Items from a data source
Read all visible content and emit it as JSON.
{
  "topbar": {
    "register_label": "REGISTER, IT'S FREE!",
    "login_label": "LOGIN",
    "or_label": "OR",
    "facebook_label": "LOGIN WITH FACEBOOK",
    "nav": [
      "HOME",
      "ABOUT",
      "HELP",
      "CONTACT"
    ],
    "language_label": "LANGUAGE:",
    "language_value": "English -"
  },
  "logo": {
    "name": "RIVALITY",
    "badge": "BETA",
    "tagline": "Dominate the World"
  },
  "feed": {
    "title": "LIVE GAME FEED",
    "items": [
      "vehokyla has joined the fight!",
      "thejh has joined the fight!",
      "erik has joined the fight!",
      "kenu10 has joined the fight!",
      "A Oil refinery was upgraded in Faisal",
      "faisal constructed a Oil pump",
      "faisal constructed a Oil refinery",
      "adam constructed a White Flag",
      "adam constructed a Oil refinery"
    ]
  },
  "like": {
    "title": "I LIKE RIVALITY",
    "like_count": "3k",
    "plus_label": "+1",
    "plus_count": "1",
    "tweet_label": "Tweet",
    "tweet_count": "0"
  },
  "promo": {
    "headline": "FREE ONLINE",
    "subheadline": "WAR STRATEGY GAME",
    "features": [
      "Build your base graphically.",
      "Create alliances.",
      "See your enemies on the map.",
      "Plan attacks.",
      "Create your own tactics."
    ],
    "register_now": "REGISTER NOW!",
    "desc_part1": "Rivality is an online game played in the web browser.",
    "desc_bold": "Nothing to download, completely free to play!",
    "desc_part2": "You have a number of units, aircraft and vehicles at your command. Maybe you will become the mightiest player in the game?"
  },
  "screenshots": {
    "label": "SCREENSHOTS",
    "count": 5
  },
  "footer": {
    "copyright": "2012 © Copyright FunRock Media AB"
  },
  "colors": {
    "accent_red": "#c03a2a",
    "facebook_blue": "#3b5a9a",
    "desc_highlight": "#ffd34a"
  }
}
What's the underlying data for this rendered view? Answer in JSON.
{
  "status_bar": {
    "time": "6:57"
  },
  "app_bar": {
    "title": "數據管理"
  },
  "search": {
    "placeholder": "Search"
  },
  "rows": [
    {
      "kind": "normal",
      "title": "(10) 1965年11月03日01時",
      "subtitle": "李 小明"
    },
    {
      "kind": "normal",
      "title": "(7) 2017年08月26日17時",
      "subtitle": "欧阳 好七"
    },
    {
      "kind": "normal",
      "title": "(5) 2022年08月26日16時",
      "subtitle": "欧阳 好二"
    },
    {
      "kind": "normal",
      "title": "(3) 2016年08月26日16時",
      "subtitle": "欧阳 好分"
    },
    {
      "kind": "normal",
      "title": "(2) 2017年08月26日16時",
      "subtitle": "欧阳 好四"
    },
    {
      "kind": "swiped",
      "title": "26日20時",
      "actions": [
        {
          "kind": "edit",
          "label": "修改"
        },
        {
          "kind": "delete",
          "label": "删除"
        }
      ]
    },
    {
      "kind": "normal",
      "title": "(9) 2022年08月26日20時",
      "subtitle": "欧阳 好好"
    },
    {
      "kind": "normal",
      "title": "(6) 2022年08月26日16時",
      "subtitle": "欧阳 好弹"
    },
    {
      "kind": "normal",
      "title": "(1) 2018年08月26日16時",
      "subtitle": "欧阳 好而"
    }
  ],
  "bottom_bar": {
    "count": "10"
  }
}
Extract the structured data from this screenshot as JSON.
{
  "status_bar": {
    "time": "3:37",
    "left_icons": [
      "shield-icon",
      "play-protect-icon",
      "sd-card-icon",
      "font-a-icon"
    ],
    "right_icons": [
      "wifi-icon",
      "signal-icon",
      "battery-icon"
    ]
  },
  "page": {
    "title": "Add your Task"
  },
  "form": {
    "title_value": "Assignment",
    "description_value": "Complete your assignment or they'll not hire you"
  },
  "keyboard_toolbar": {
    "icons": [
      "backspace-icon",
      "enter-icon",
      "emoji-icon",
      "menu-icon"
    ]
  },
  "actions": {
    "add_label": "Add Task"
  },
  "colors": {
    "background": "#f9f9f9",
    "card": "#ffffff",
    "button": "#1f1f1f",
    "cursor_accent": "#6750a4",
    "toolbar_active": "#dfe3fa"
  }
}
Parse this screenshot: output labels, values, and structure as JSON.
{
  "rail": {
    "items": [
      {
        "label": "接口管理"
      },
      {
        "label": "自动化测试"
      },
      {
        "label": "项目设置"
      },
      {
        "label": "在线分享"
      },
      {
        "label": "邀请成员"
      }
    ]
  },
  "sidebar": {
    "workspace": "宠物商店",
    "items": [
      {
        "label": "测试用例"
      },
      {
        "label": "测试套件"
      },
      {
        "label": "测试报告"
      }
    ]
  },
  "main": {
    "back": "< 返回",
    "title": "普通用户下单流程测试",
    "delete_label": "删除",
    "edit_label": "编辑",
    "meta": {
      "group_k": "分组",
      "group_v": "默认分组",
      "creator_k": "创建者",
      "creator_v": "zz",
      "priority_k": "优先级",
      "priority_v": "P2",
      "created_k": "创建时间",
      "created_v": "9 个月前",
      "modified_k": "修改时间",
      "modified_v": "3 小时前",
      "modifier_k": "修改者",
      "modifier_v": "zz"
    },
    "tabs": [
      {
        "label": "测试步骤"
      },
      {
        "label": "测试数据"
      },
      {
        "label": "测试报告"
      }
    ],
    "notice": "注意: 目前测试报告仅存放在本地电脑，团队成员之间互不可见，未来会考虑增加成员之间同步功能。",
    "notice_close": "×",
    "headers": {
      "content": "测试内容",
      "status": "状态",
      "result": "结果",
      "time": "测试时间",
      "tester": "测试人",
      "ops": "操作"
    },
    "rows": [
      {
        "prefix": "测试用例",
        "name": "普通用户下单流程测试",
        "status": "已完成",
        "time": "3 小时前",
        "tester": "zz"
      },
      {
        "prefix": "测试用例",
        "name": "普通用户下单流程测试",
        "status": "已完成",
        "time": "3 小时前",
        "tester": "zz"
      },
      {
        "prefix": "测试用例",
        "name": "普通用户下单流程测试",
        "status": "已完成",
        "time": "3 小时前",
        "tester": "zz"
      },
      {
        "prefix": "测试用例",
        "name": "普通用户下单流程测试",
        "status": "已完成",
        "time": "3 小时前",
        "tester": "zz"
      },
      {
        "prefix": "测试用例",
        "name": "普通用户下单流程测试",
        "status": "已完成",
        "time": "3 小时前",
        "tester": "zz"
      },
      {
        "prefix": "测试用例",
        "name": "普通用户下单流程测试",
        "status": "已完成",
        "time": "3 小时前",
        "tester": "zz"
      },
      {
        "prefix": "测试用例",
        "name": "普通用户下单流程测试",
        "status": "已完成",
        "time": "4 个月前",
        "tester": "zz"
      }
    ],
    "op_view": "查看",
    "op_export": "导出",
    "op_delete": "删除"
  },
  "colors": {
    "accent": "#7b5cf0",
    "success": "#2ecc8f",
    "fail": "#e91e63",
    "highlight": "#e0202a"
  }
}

Aim
Set down every line of the listing above again, exactly as given.

Answer to the problem
Read all visible content and emit it as JSON.
{
  "topbar": {
    "register_label": "REGISTER, IT'S FREE!",
    "login_label": "LOGIN",
    "or_label": "OR",
    "facebook_label": "LOGIN WITH FACEBOOK",
    "nav": [
      "HOME",
      "ABOUT",
      "HELP",
      "CONTACT"
    ],
    "language_label": "LANGUAGE:",
    "language_value": "English -"
  },
  "logo": {
    "name": "RIVALITY",
    "badge": "BETA",
    "tagline": "Dominate the World"
  },
  "feed": {
    "title": "LIVE GAME FEED",
    "items": [
      "vehokyla has joined the fight!",
      "thejh has joined the fight!",
      "erik has joined the fight!",
      "kenu10 has joined the fight!",
      "A Oil refinery was upgraded in Faisal",
      "faisal constructed a Oil pump",
      "faisal constructed a Oil refinery",
      "adam constructed a White Flag",
      "adam constructed a Oil refinery"
    ]
  },
  "like": {
    "title": "I LIKE RIVALITY",
    "like_count": "3k",
    "plus_label": "+1",
    "plus_count": "1",
    "tweet_label": "Tweet",
    "tweet_count": "0"
  },
  "promo": {
    "headline": "FREE ONLINE",
    "subheadline": "WAR STRATEGY GAME",
    "features": [
      "Build your base graphically.",
      "Create alliances.",
      "See your enemies on the map.",
      "Plan attacks.",
      "Create your own tactics."
    ],
    "register_now": "REGISTER NOW!",
    "desc_part1": "Rivality is an online game played in the web browser.",
    "desc_bold": "Nothing to download, completely free to play!",
    "desc_part2": "You have a number of units, aircraft and vehicles at your command. Maybe you will become the mightiest player in the game?"
  },
  "screenshots": {
    "label": "SCREENSHOTS",
    "count": 5
  },
  "footer": {
    "copyright": "2012 © Copyright FunRock Media AB"
  },
  "colors": {
    "accent_red": "#c03a2a",
    "facebook_blue": "#3b5a9a",
    "desc_highlight": "#ffd34a"
  }
}
What's the underlying data for this rendered view? Answer in JSON.
{
  "status_bar": {
    "time": "6:57"
  },
  "app_bar": {
    "title": "數據管理"
  },
  "search": {
    "placeholder": "Search"
  },
  "rows": [
    {
      "kind": "normal",
      "title": "(10) 1965年11月03日01時",
      "subtitle": "李 小明"
    },
    {
      "kind": "normal",
      "title": "(7) 2017年08月26日17時",
      "subtitle": "欧阳 好七"
    },
    {
      "kind": "normal",
      "title": "(5) 2022年08月26日16時",
      "subtitle": "欧阳 好二"
    },
    {
      "kind": "normal",
      "title": "(3) 2016年08月26日16時",
      "subtitle": "欧阳 好分"
    },
    {
      "kind": "normal",
      "title": "(2) 2017年08月26日16時",
      "subtitle": "欧阳 好四"
    },
    {
      "kind": "swiped",
      "title": "26日20時",
      "actions": [
        {
          "kind": "edit",
          "label": "修改"
        },
        {
          "kind": "delete",
          "label": "删除"
        }
      ]
    },
    {
      "kind": "normal",
      "title": "(9) 2022年08月26日20時",
      "subtitle": "欧阳 好好"
    },
    {
      "kind": "normal",
      "title": "(6) 2022年08月26日16時",
      "subtitle": "欧阳 好弹"
    },
    {
      "kind": "normal",
      "title": "(1) 2018年08月26日16時",
      "subtitle": "欧阳 好而"
    }
  ],
  "bottom_bar": {
    "count": "10"
  }
}
Extract the structured data from this screenshot as JSON.
{
  "status_bar": {
    "time": "3:37",
    "left_icons": [
      "shield-icon",
      "play-protect-icon",
      "sd-card-icon",
      "font-a-icon"
    ],
    "right_icons": [
      "wifi-icon",
      "signal-icon",
      "battery-icon"
    ]
  },
  "page": {
    "title": "Add your Task"
  },
  "form": {
    "title_value": "Assignment",
    "description_value": "Complete your assignment or they'll not hire you"
  },
  "keyboard_toolbar": {
    "icons": [
      "backspace-icon",
      "enter-icon",
      "emoji-icon",
      "menu-icon"
    ]
  },
  "actions": {
    "add_label": "Add Task"
  },
  "colors": {
    "background": "#f9f9f9",
    "card": "#ffffff",
    "button": "#1f1f1f",
    "cursor_accent": "#6750a4",
    "toolbar_active": "#dfe3fa"
  }
}
Parse this screenshot: output labels, values, and structure as JSON.
{
  "rail": {
    "items": [
      {
        "label": "接口管理"
      },
      {
        "label": "自动化测试"
      },
      {
        "label": "项目设置"
      },
      {
        "label": "在线分享"
      },
      {
        "label": "邀请成员"
      }
    ]
  },
  "sidebar": {
    "workspace": "宠物商店",
    "items": [
      {
        "label": "测试用例"
      },
      {
        "label": "测试套件"
      },
      {
        "label": "测试报告"
      }
    ]
  },
  "main": {
    "back": "< 返回",
    "title": "普通用户下单流程测试",
    "delete_label": "删除",
    "edit_label": "编辑",
    "meta": {
      "group_k": "分组",
      "group_v": "默认分组",
      "creator_k": "创建者",
      "creator_v": "zz",
      "priority_k": "优先级",
      "priority_v": "P2",
      "created_k": "创建时间",
      "created_v": "9 个月前",
      "modified_k": "修改时间",
      "modified_v": "3 小时前",
      "modifier_k": "修改者",
      "modifier_v": "zz"
    },
    "tabs": [
      {
        "label": "测试步骤"
      },
      {
        "label": "测试数据"
      },
      {
        "label": "测试报告"
      }
    ],
    "notice": "注意: 目前测试报告仅存放在本地电脑，团队成员之间互不可见，未来会考虑增加成员之间同步功能。",
    "notice_close": "×",
    "headers": {
      "content": "测试内容",
      "status": "状态",
      "result": "结果",
      "time": "测试时间",
      "tester": "测试人",
      "ops": "操作"
    },
    "rows": [
      {
        "prefix": "测试用例",
        "name": "普通用户下单流程测试",
        "status": "已完成",
        "time": "3 小时前",
        "tester": "zz"
      },
      {
        "prefix": "测试用例",
        "name": "普通用户下单流程测试",
        "status": "已完成",
        "time": "3 小时前",
        "tester": "zz"
      },
      {
        "prefix": "测试用例",
        "name": "普通用户下单流程测试",
        "status": "已完成",
        "time": "3 小时前",
        "tester": "zz"
      },
      {
        "prefix": "测试用例",
        "name": "普通用户下单流程测试",
        "status": "已完成",
        "time": "3 小时前",
        "tester": "zz"
      },
      {
        "prefix": "测试用例",
        "name": "普通用户下单流程测试",
        "status": "已完成",
        "time": "3 小时前",
        "tester": "zz"
      },
      {
        "prefix": "测试用例",
        "name": "普通用户下单流程测试",
        "status": "已完成",
        "time": "3 小时前",
        "tester": "zz"
      },
      {
        "prefix": "测试用例",
        "name": "普通用户下单流程测试",
        "status": "已完成",
        "time": "4 个月前",
        "tester": "zz"
      }
    ],
    "op_view": "查看",
    "op_export": "导出",
    "op_delete": "删除"
  },
  "colors": {
    "accent": "#7b5cf0",
    "success": "#2ecc8f",
    "fail": "#e91e63",
    "highlight": "#e0202a"
  }
}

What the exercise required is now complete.